▸ WHAT YOU SHOULD DO:
Please copy out, word for word, the part of the records that opens with the line containing "468, 335, 478]" and closes with the line containing "165, 20, 175]", including both of those lines.
[START OF DATA FOR THIS TASK]
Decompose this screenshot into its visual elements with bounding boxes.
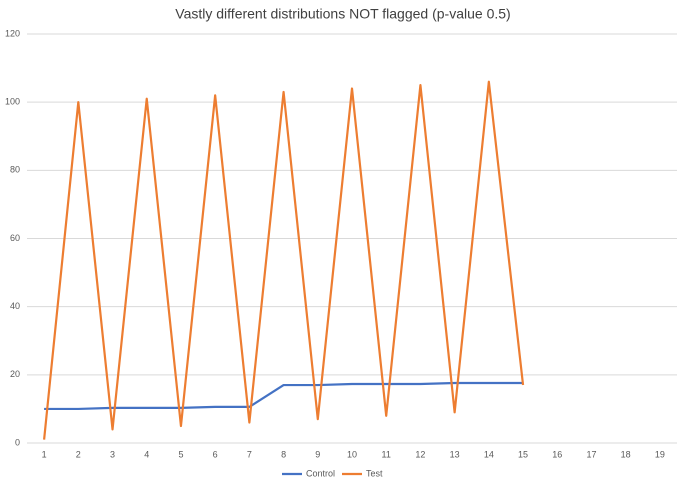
legend-label: Control	[306, 468, 335, 478]
x-tick-label: 6	[213, 449, 218, 459]
x-tick-label: 15	[518, 449, 528, 459]
x-tick-label: 4	[144, 449, 149, 459]
x-tick-label: 17	[586, 449, 596, 459]
x-tick-label: 10	[347, 449, 357, 459]
x-tick-label: 9	[315, 449, 320, 459]
x-tick-label: 1	[42, 449, 47, 459]
x-tick-label: 11	[382, 449, 391, 459]
x-tick-label: 2	[76, 449, 81, 459]
x-tick-label: 7	[247, 449, 252, 459]
x-tick-label: 13	[450, 449, 460, 459]
x-tick-label: 5	[178, 449, 183, 459]
x-tick-label: 3	[110, 449, 115, 459]
x-tick-label: 12	[415, 449, 425, 459]
y-tick-label: 80	[10, 165, 20, 175]
y-tick-label: 100	[5, 97, 20, 107]
y-tick-label: 0	[15, 437, 20, 447]
x-tick-label: 19	[655, 449, 665, 459]
y-tick-label: 40	[10, 301, 20, 311]
x-tick-label: 16	[552, 449, 562, 459]
y-tick-label: 20	[10, 369, 20, 379]
chart-title: Vastly different distributions NOT flagg…	[175, 6, 510, 22]
series-line	[43, 80, 525, 440]
x-tick-label: 18	[621, 449, 631, 459]
x-tick-label: 8	[281, 449, 286, 459]
y-tick-label: 60	[10, 233, 20, 243]
x-tick-label: 14	[484, 449, 494, 459]
series-line	[44, 381, 524, 411]
legend-label: Test	[366, 468, 383, 478]
y-tick-label: 120	[5, 28, 20, 38]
[END OF DATA FOR THIS TASK]
▸ REPLY TO THE TASK:
legend-label: Control	[306, 468, 335, 478]
x-tick-label: 6	[213, 449, 218, 459]
x-tick-label: 15	[518, 449, 528, 459]
x-tick-label: 4	[144, 449, 149, 459]
x-tick-label: 17	[586, 449, 596, 459]
x-tick-label: 10	[347, 449, 357, 459]
x-tick-label: 9	[315, 449, 320, 459]
x-tick-label: 1	[42, 449, 47, 459]
x-tick-label: 11	[382, 449, 391, 459]
x-tick-label: 2	[76, 449, 81, 459]
x-tick-label: 7	[247, 449, 252, 459]
x-tick-label: 13	[450, 449, 460, 459]
x-tick-label: 5	[178, 449, 183, 459]
x-tick-label: 3	[110, 449, 115, 459]
x-tick-label: 12	[415, 449, 425, 459]
y-tick-label: 80	[10, 165, 20, 175]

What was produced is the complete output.